## Exercise aim
List every line below containing "height".

## Excerpts from a figure dataset
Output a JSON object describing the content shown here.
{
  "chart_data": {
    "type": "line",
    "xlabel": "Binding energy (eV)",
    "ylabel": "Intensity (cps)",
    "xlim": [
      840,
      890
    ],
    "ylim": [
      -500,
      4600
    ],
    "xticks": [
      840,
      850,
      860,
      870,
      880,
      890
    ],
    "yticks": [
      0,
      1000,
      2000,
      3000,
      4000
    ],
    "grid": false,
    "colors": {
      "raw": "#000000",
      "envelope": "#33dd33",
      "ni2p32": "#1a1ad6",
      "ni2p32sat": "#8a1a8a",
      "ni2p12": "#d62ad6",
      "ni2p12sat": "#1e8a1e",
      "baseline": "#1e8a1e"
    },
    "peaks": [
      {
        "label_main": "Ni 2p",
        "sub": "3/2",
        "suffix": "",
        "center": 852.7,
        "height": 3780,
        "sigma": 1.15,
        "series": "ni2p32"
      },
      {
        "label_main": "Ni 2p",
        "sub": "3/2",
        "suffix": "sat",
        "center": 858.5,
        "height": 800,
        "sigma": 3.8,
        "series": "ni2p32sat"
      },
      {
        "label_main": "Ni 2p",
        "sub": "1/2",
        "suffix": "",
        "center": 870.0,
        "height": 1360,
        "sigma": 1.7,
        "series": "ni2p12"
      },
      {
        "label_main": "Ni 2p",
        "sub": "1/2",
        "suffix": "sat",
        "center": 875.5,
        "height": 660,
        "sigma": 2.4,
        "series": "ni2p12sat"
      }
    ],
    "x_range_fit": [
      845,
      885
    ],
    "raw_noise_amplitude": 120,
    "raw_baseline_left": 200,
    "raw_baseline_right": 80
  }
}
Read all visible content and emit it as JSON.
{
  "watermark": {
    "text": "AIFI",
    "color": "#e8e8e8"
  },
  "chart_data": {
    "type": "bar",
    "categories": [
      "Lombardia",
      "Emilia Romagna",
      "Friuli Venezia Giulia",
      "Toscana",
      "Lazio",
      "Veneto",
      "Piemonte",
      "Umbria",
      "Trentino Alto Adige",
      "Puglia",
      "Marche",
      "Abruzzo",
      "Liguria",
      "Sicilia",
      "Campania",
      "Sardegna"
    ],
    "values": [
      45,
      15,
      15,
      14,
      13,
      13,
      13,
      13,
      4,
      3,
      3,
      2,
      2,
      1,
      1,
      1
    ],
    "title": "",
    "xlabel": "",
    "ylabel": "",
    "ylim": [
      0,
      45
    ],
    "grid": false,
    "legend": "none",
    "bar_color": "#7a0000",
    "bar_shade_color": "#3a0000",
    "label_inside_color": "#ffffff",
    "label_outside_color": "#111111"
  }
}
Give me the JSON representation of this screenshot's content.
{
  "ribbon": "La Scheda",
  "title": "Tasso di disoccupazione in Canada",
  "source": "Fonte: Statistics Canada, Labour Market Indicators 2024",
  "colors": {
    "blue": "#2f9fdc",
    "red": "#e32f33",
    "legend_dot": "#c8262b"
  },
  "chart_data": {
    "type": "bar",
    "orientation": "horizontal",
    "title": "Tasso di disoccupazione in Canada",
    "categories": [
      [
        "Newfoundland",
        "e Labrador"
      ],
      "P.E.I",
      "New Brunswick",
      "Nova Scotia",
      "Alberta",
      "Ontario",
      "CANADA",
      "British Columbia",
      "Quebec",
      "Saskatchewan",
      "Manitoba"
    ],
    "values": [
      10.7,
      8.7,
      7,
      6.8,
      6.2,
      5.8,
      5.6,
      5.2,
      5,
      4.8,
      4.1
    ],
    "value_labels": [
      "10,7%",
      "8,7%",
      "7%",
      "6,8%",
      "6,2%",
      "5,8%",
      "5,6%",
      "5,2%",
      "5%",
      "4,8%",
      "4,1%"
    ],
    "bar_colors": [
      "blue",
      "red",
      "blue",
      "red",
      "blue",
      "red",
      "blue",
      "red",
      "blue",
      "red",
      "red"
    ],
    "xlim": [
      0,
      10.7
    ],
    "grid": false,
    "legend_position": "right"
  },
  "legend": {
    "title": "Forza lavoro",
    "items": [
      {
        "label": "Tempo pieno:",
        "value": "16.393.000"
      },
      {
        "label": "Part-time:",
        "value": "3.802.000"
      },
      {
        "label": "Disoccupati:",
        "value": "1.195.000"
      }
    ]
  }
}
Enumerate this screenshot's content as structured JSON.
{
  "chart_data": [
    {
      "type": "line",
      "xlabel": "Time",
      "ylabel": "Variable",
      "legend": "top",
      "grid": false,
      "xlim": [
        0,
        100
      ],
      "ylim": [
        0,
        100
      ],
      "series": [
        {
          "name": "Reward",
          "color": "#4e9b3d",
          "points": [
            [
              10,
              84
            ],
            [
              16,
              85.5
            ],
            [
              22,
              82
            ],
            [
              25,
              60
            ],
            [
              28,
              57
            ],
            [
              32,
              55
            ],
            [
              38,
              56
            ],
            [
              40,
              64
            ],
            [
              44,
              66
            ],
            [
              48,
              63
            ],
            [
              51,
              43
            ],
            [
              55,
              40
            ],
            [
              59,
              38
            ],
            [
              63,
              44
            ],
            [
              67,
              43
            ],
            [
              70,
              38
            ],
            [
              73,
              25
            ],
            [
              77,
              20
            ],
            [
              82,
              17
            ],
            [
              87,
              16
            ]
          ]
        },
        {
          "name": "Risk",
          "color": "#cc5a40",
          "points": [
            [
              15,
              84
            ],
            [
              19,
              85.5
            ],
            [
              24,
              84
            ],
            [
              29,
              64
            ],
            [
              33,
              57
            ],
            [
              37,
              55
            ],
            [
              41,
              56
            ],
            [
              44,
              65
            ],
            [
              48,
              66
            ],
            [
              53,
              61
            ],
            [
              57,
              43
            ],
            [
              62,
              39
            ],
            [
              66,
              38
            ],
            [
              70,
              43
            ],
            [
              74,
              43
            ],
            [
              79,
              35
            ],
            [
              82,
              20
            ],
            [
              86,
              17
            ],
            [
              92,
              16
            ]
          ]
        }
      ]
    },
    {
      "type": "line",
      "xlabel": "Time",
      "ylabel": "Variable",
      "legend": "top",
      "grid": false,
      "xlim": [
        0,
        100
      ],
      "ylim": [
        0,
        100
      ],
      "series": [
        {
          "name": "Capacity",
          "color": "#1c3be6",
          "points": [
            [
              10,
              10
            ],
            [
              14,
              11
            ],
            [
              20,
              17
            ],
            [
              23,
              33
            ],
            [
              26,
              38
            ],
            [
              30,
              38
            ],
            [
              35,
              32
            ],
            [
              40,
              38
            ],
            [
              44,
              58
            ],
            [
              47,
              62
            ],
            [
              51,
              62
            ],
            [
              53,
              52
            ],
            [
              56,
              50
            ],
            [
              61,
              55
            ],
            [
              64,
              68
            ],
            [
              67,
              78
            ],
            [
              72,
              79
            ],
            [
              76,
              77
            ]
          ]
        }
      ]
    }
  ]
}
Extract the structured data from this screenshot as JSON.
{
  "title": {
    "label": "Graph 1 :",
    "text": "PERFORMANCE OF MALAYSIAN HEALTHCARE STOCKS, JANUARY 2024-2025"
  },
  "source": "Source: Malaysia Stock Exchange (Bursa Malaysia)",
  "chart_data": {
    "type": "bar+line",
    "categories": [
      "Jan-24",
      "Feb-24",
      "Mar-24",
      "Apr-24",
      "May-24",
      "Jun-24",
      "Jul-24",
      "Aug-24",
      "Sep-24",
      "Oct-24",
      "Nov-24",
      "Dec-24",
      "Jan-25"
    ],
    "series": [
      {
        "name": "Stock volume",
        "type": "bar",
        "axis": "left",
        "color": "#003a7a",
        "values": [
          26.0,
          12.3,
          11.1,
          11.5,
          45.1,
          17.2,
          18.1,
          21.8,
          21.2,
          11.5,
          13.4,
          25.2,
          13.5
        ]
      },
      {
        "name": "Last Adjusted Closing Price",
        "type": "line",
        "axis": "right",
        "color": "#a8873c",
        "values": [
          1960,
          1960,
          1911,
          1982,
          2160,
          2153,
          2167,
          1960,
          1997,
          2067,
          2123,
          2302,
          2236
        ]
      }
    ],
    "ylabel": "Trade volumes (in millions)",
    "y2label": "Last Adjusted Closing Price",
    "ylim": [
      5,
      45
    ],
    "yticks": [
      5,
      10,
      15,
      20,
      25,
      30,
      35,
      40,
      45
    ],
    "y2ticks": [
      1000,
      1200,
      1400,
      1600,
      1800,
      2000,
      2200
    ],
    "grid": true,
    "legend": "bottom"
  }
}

## Solution to the exercise
        "height": 3780,
        "height": 800,
        "height": 1360,
        "height": 660,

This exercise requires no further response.